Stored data
--------------------

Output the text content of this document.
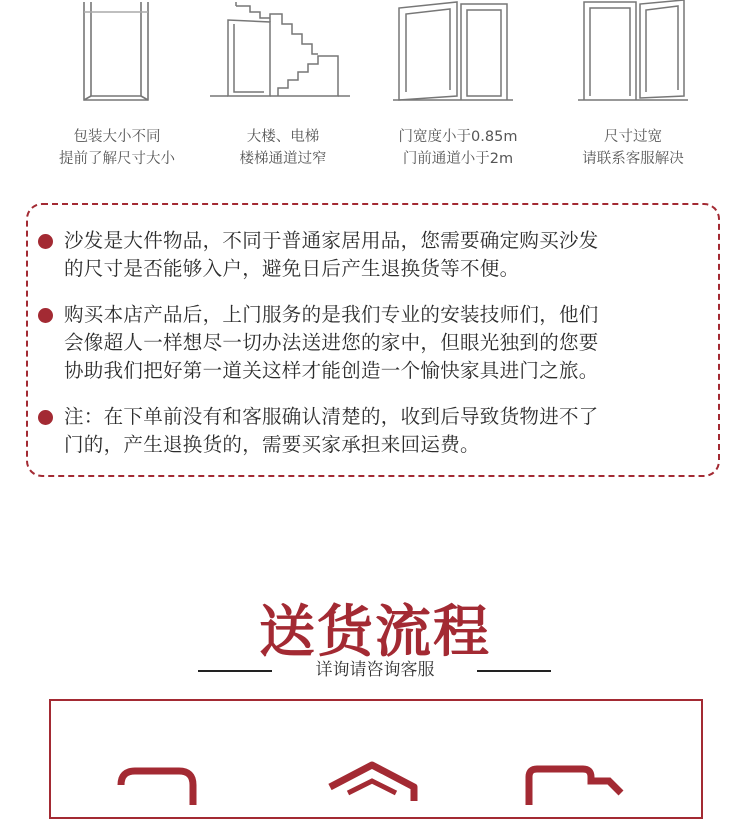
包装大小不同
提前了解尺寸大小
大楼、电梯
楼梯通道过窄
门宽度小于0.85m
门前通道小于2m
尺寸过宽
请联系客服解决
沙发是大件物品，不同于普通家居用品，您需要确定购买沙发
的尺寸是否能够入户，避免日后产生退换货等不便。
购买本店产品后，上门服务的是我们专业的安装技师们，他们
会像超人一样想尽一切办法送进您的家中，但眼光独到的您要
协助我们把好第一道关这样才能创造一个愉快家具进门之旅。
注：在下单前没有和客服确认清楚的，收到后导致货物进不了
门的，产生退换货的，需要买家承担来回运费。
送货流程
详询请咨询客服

--------------------

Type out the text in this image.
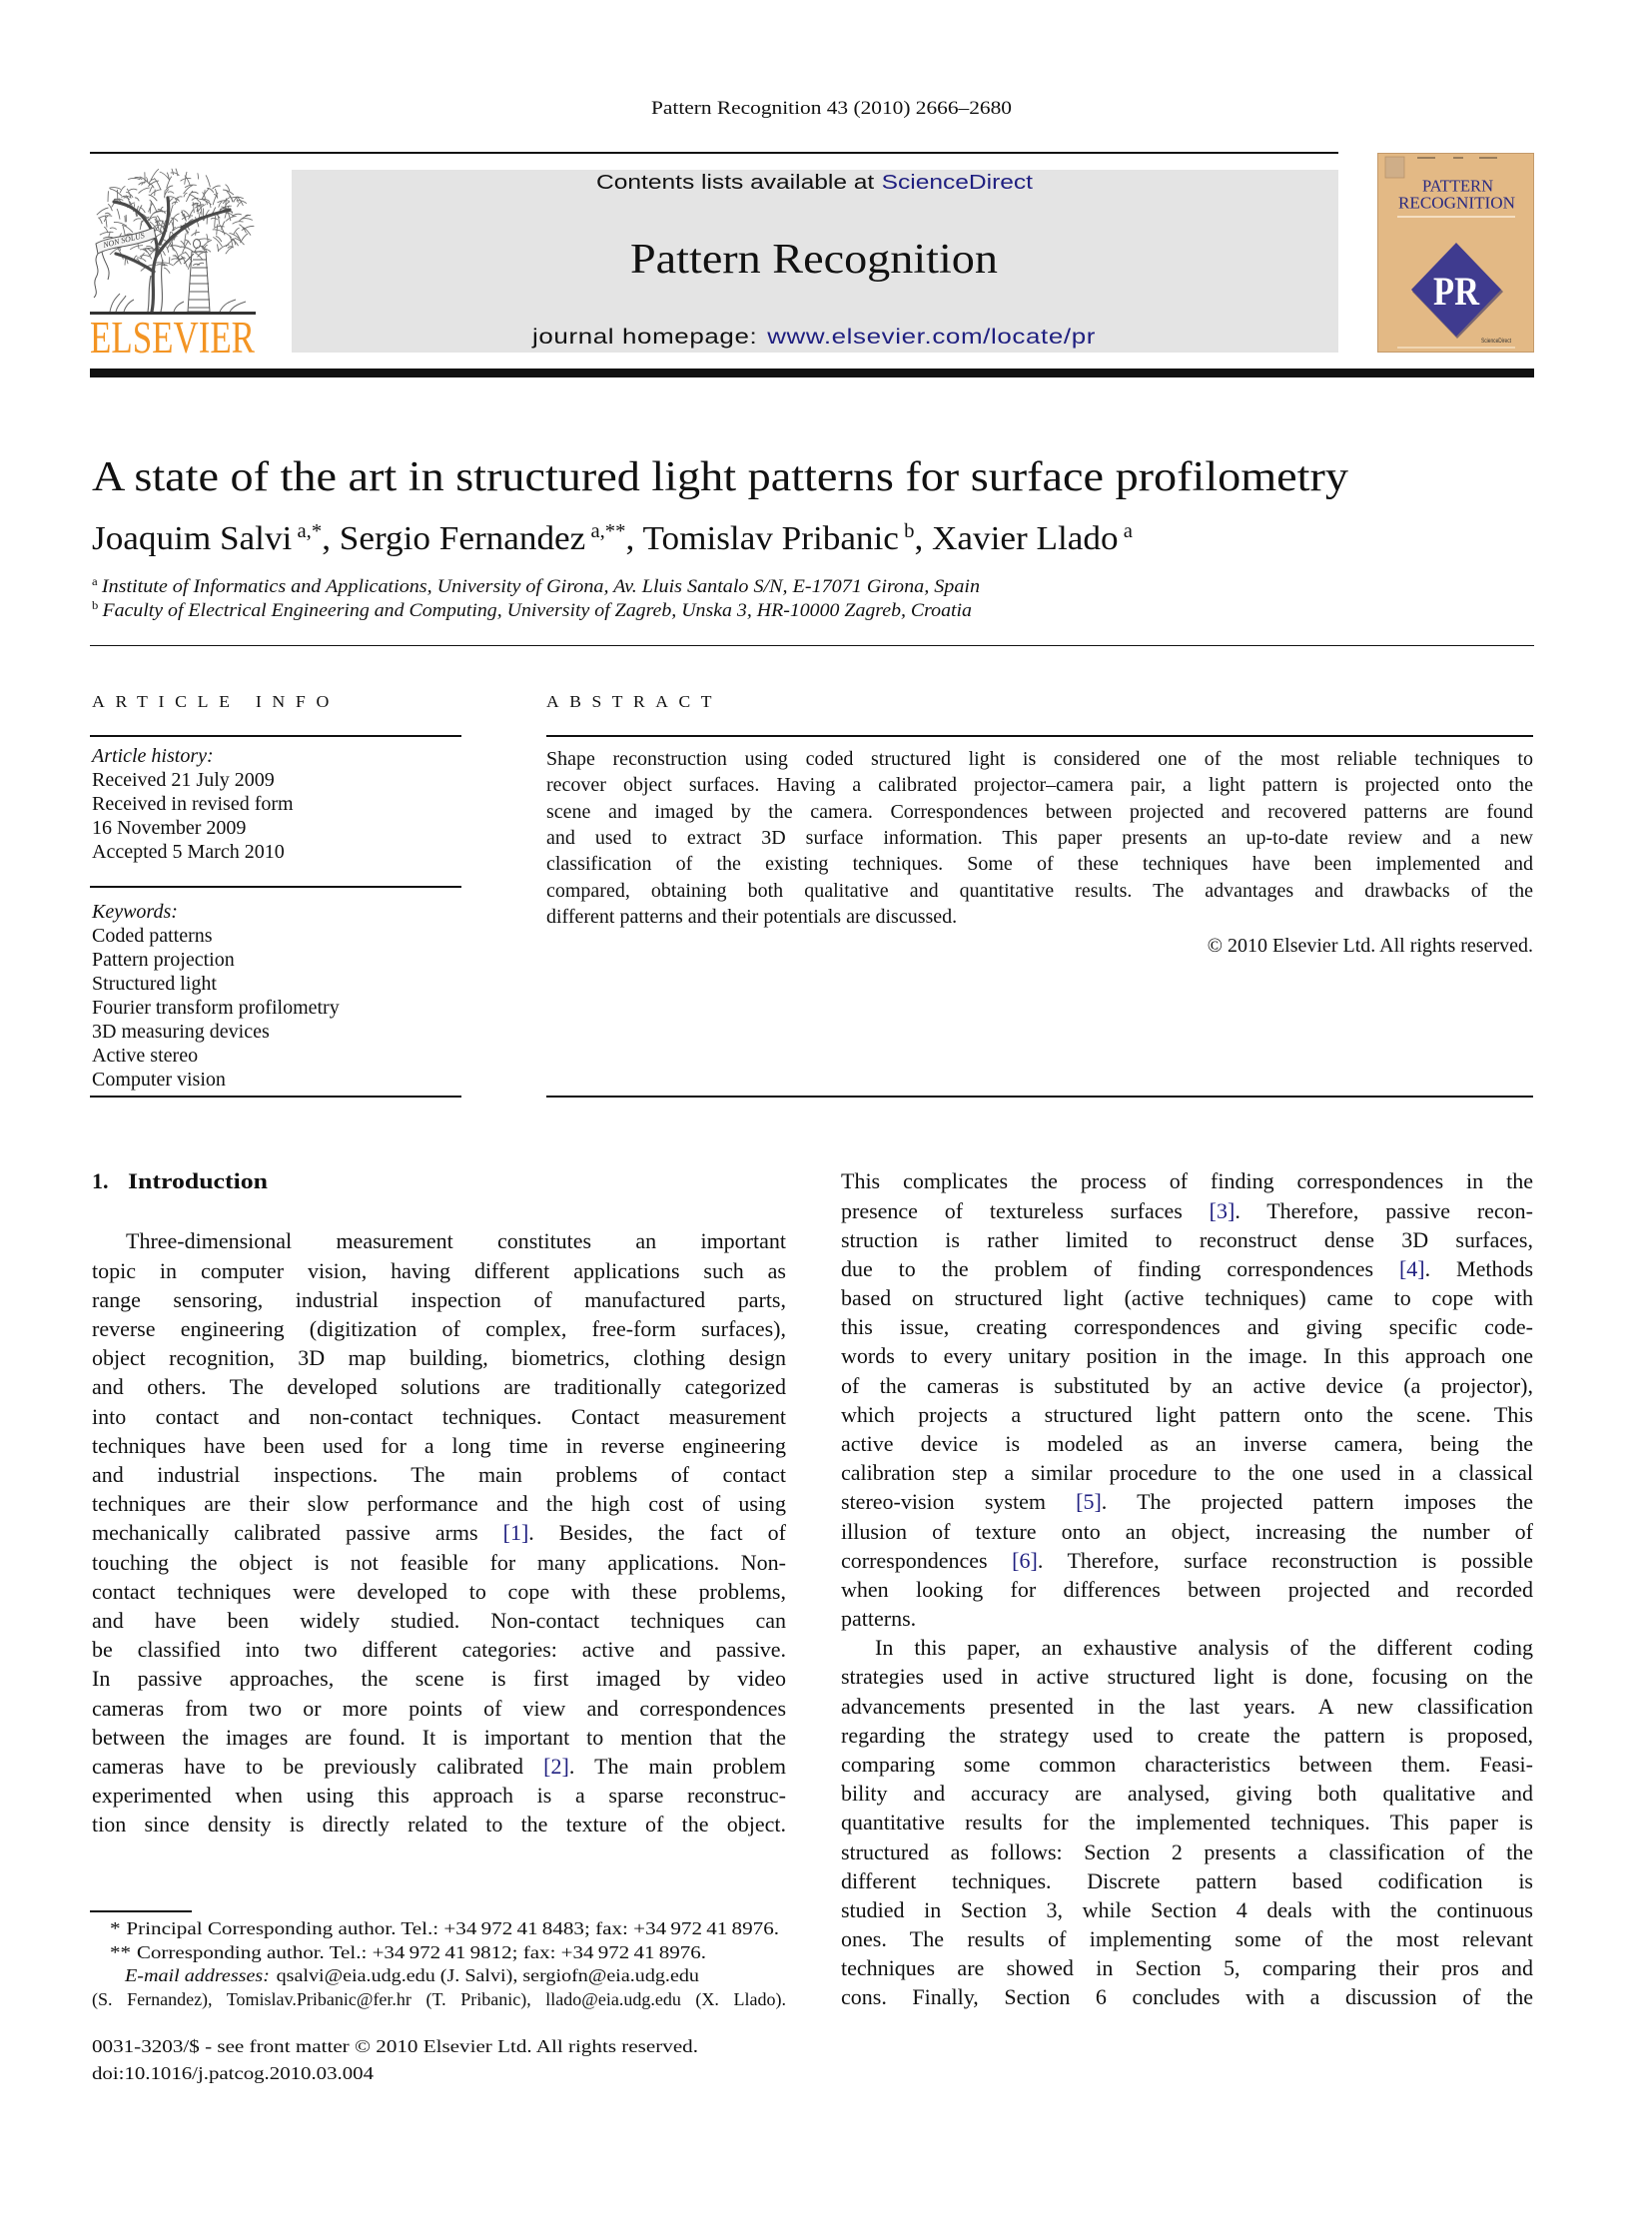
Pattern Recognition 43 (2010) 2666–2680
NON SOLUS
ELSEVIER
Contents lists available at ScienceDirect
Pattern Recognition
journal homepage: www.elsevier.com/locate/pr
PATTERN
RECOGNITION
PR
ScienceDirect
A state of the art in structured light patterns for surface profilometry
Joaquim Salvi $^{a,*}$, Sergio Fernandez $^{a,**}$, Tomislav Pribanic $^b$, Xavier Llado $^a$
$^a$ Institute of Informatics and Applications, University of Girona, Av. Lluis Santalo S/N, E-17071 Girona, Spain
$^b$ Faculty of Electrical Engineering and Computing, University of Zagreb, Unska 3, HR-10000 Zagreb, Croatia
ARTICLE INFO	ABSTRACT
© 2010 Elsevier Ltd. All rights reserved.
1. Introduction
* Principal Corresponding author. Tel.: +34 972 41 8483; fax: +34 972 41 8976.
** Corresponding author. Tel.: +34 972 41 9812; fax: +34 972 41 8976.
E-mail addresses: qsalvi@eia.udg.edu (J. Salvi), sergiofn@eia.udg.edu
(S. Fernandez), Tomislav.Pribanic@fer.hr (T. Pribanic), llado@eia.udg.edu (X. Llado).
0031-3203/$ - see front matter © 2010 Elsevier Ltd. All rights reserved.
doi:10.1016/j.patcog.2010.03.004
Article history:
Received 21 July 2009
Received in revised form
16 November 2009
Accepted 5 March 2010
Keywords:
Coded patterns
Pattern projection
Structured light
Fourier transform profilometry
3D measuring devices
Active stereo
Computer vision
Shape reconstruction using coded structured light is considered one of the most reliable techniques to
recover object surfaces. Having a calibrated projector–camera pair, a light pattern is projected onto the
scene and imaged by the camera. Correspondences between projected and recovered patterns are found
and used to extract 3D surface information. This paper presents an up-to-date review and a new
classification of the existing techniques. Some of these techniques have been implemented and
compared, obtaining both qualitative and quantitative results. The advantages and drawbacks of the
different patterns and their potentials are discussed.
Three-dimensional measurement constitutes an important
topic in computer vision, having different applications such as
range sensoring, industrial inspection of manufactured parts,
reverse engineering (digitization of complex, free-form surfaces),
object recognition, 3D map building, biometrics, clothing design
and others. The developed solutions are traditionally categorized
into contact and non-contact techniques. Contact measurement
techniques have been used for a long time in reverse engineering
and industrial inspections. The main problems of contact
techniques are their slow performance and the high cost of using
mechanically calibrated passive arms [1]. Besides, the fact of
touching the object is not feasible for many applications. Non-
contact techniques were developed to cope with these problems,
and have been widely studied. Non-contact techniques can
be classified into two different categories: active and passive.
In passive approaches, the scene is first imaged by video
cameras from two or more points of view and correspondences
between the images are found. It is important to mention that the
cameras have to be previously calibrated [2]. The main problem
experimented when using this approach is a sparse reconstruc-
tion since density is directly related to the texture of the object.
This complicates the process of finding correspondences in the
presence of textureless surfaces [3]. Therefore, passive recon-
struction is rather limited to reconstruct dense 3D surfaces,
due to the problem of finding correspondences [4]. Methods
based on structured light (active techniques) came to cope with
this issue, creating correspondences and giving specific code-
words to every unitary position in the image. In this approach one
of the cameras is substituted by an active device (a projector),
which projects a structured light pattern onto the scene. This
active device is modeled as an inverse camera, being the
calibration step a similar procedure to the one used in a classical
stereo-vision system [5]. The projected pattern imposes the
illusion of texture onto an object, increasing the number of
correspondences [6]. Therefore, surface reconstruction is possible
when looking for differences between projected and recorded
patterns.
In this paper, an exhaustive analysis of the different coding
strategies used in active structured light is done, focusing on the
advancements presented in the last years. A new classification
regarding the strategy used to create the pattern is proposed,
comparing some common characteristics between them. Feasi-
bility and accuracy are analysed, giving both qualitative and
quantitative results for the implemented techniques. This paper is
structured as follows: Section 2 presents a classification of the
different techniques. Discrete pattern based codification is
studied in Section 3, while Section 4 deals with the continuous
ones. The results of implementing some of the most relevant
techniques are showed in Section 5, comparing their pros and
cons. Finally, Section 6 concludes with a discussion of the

--------------------

▶ REQUIREMENT: Pick out the lines that have the word "paper". Copy them all.

▶ SOLUTION FOR THIS PROBLEM:
and used to extract 3D surface information. This paper presents an up-to-date review and a new
In this paper, an exhaustive analysis of the different coding
quantitative results for the implemented techniques. This paper is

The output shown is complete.